Written exercise
Here are some records; copy every line that holds the word "output".

Data listing
** BEGIN **

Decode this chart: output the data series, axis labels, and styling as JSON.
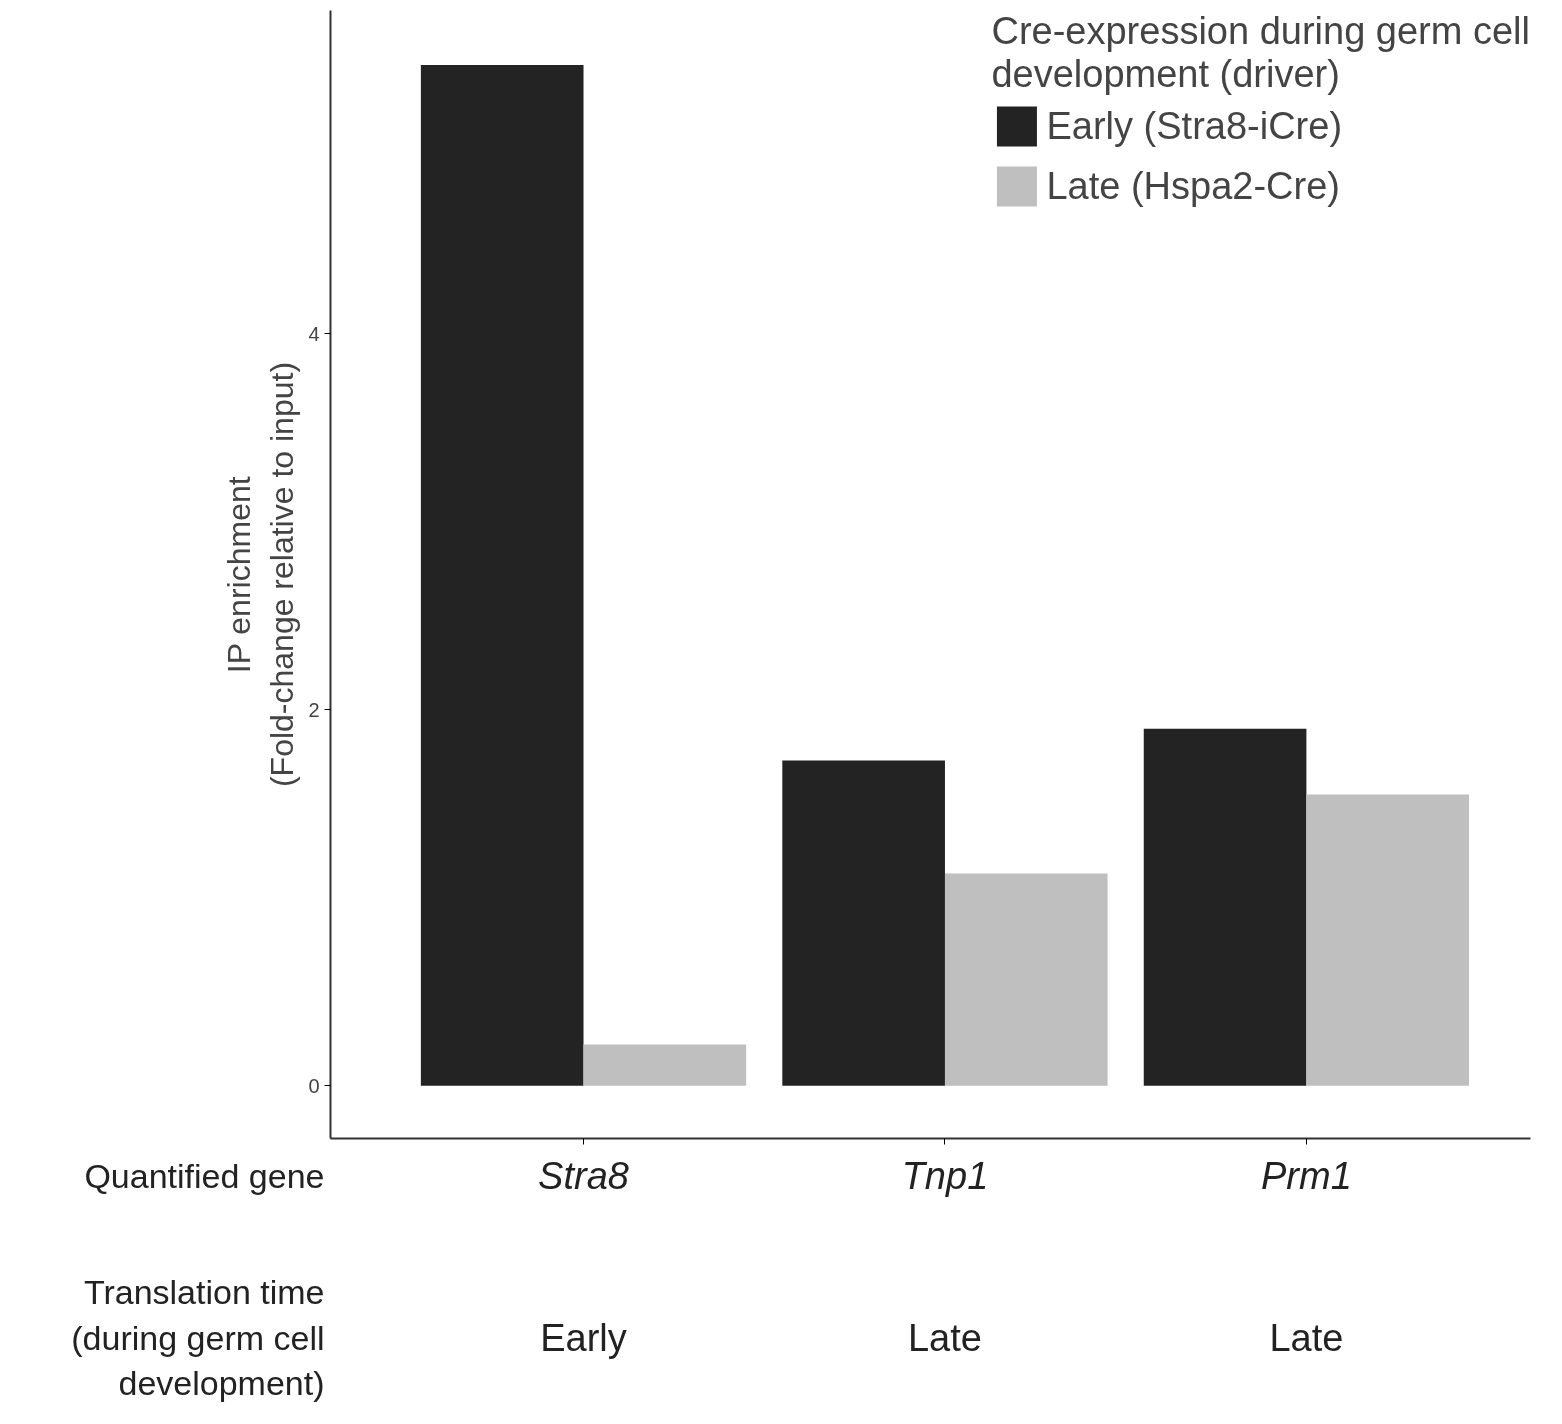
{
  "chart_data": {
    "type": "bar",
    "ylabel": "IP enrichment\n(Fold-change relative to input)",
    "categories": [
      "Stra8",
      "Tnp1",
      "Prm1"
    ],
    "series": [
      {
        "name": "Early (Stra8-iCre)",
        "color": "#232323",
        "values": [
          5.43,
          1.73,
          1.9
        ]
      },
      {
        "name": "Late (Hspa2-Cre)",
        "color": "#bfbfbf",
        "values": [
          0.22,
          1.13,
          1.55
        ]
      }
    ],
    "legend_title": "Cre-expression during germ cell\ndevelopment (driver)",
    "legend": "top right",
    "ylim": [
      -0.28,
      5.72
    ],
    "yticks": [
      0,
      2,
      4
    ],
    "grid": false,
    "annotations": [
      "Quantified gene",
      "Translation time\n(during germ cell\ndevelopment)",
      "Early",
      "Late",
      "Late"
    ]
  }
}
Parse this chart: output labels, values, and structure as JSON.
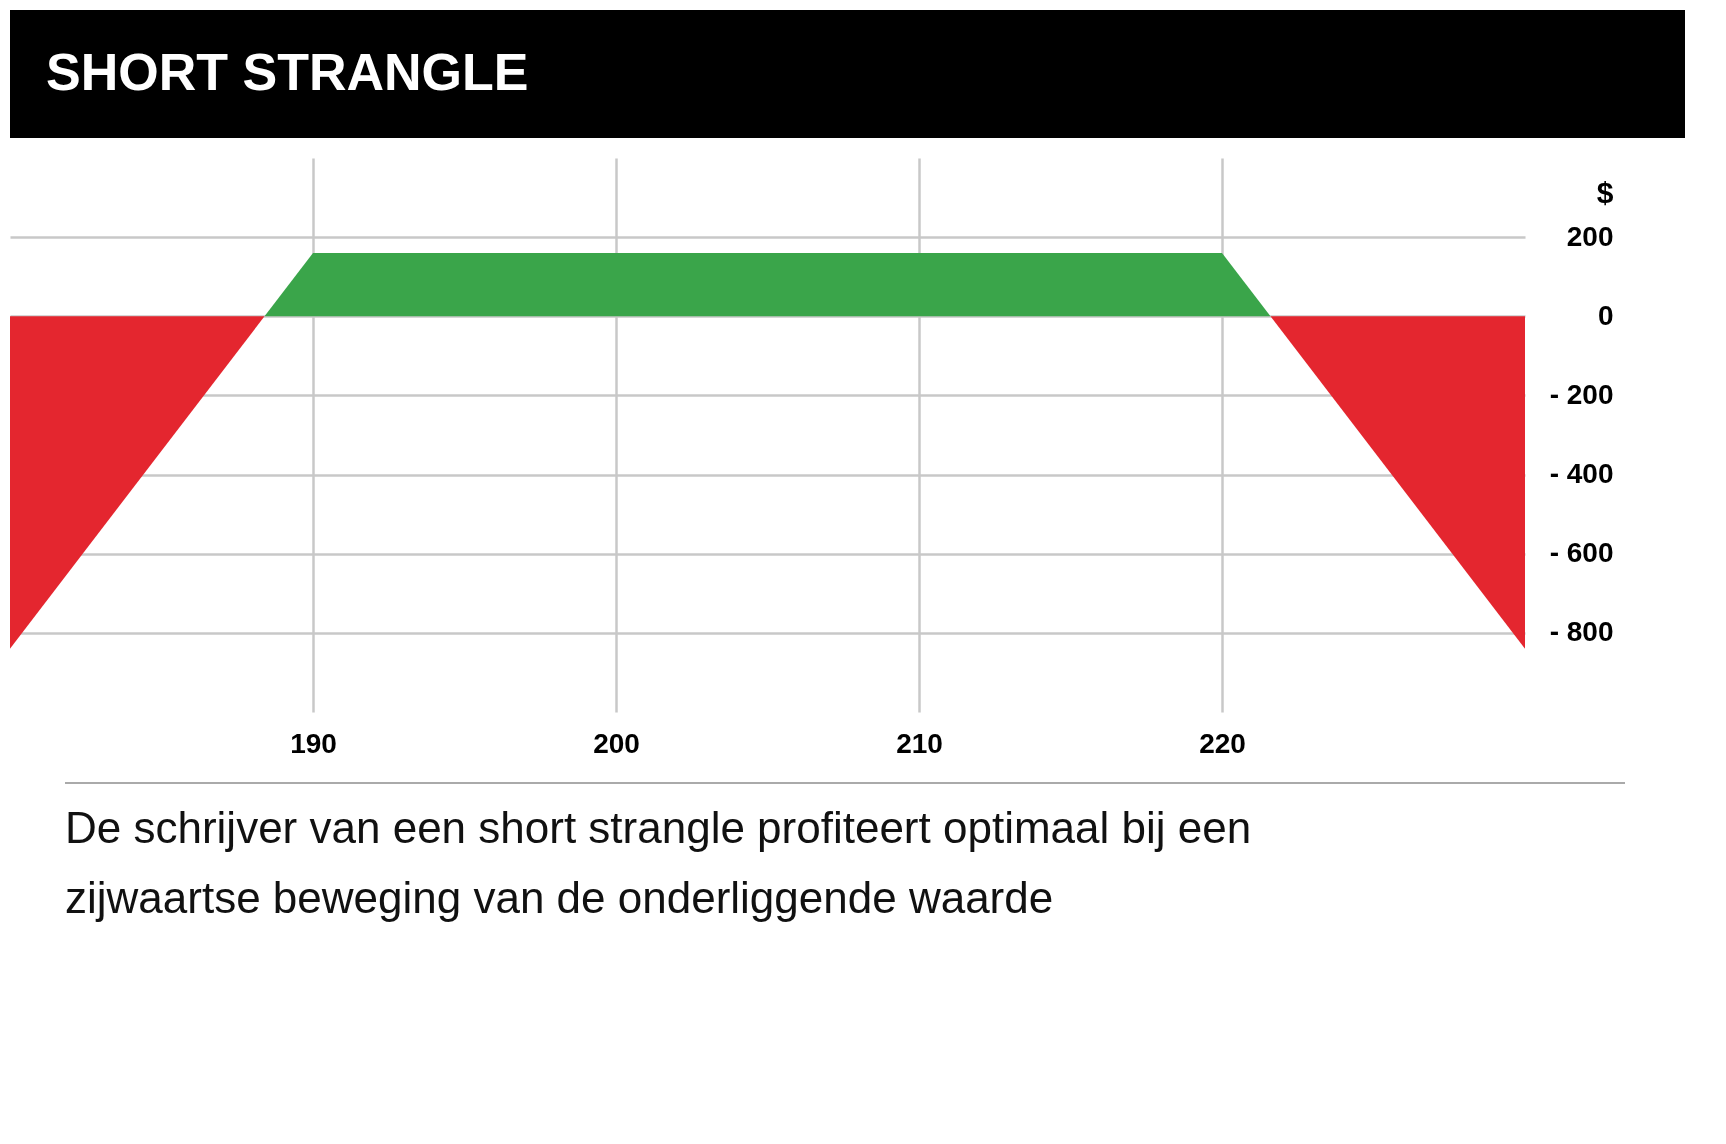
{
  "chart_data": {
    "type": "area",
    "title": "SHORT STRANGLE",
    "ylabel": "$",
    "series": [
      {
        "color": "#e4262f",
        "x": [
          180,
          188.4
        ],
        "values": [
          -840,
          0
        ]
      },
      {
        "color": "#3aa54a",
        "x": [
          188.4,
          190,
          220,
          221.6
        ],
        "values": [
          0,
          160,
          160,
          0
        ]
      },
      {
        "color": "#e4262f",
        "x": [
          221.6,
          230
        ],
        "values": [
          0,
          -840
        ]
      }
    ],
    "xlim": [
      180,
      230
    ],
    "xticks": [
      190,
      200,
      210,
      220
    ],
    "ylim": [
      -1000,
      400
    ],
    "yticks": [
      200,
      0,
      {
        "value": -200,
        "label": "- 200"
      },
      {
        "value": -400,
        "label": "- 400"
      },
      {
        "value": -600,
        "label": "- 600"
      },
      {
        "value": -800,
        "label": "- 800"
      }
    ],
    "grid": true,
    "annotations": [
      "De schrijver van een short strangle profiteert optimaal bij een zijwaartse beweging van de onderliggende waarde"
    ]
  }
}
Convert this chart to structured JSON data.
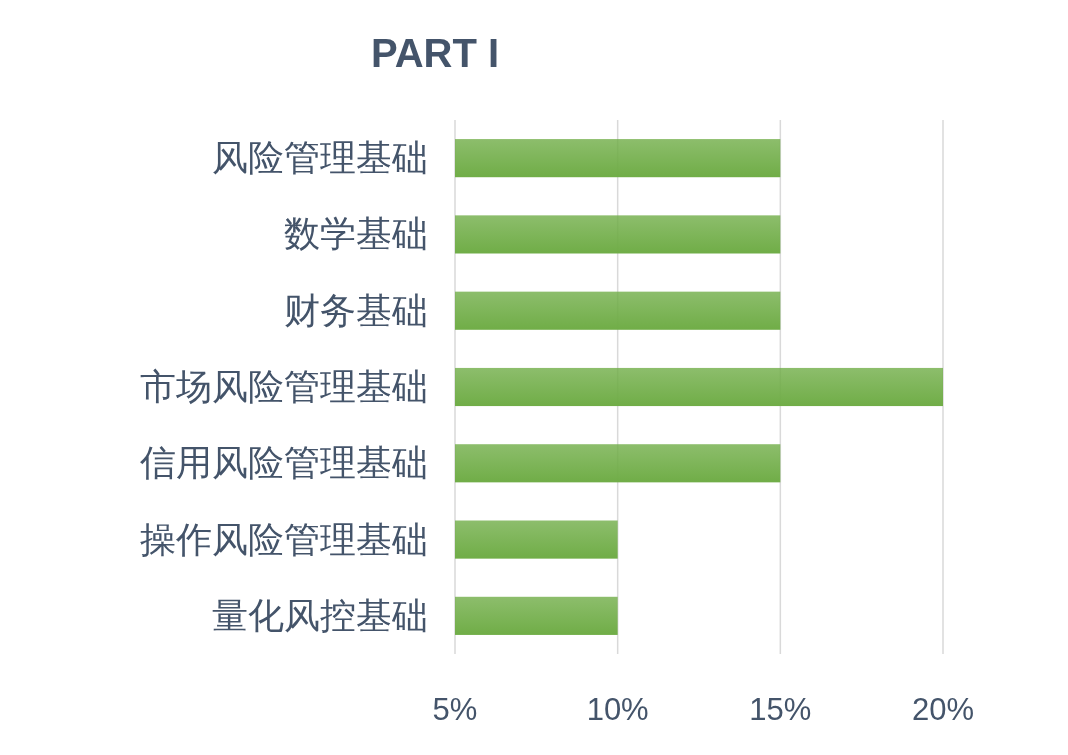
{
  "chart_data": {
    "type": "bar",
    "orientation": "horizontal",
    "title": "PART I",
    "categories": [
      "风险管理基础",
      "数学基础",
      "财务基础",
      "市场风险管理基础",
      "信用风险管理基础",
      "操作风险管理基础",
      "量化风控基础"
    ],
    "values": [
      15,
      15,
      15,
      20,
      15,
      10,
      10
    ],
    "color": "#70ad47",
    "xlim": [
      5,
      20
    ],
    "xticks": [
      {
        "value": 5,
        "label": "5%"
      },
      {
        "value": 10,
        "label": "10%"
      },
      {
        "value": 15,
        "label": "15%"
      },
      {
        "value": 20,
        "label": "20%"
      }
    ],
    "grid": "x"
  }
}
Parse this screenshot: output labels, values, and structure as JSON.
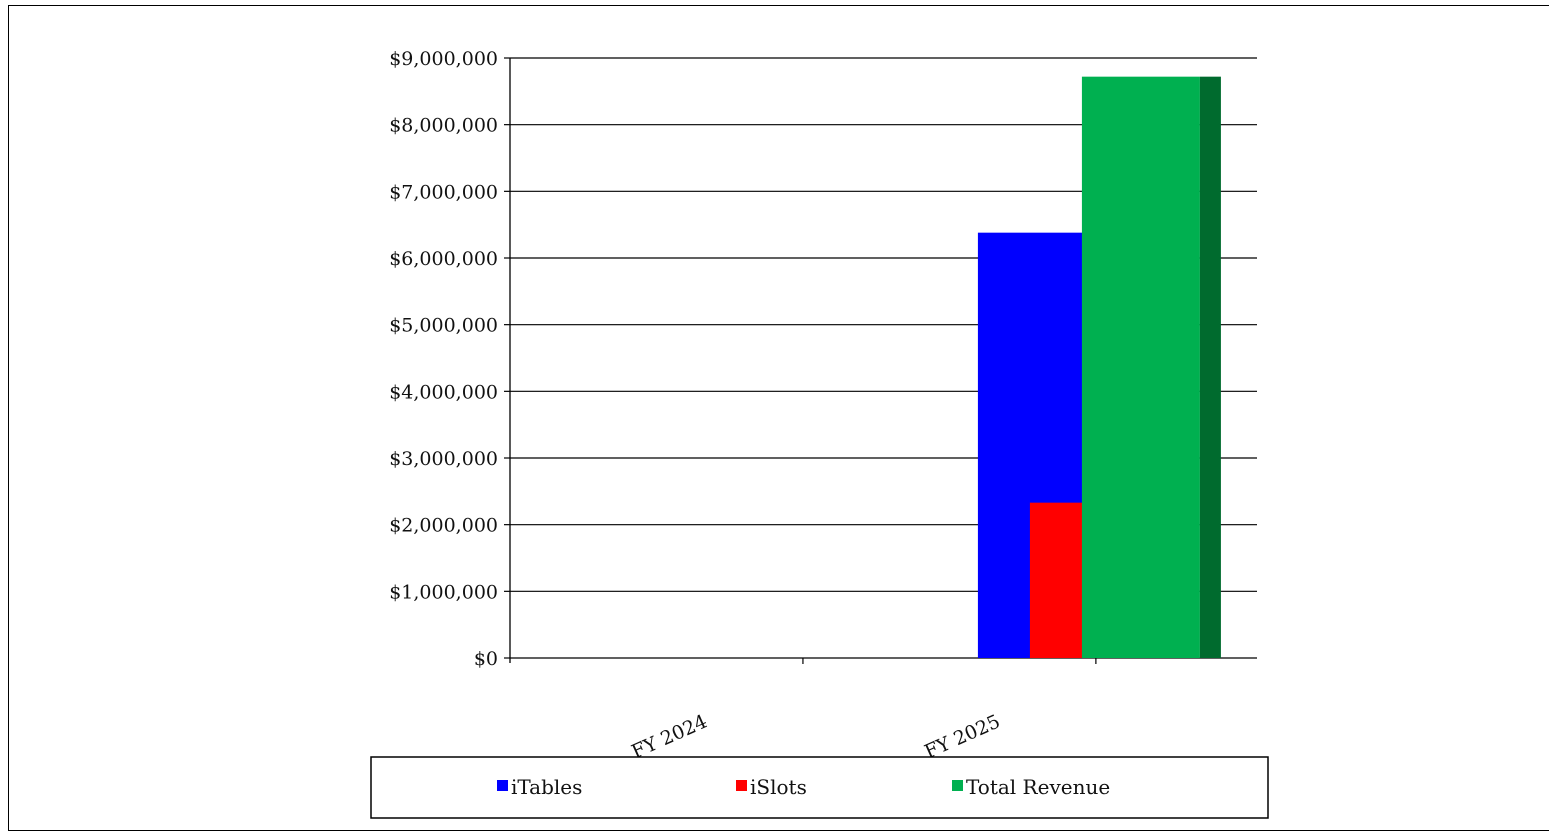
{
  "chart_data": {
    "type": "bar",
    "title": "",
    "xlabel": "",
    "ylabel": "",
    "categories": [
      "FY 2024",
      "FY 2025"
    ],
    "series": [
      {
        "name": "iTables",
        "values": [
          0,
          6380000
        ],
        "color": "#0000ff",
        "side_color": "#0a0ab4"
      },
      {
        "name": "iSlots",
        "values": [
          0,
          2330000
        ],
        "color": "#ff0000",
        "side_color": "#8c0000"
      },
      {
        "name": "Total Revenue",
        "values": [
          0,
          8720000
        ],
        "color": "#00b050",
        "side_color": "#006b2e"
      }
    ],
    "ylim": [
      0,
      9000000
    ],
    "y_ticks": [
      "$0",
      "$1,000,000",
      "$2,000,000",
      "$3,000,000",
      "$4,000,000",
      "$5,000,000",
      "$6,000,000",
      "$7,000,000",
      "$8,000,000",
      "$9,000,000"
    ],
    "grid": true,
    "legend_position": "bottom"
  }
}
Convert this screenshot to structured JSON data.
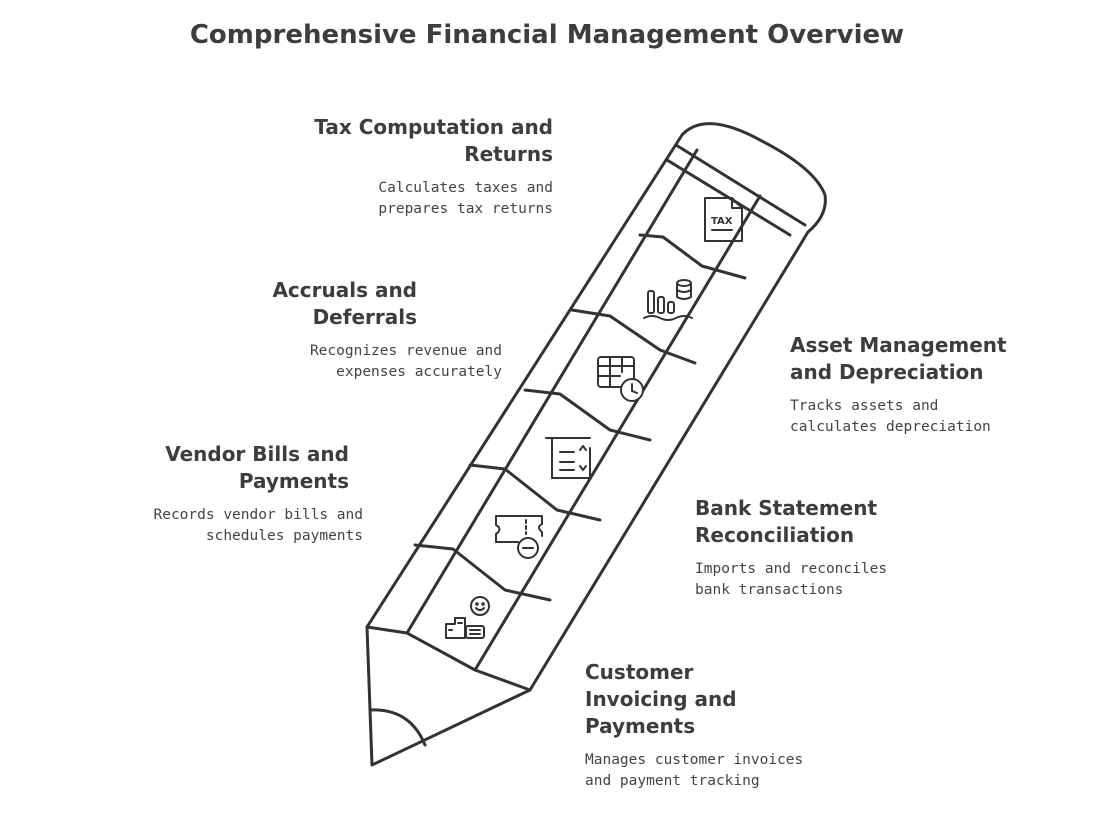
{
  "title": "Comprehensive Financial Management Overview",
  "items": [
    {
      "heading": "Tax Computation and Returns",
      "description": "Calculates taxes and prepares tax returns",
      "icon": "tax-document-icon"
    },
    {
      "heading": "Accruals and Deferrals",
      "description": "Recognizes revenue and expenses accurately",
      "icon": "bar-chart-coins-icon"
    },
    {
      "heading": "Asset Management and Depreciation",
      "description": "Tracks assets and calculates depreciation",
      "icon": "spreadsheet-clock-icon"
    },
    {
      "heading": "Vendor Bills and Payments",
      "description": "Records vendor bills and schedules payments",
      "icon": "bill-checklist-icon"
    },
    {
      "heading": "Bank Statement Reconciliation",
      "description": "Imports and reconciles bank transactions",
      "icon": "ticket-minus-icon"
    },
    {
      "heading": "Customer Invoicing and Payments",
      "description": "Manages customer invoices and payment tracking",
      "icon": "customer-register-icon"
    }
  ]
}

** END **

The response
Decode this chart: output the data series, axis labels, and styling as JSON.
Parse this chart: output labels, values, and structure as JSON.
Parse this screenshot: output labels, values, and structure as JSON.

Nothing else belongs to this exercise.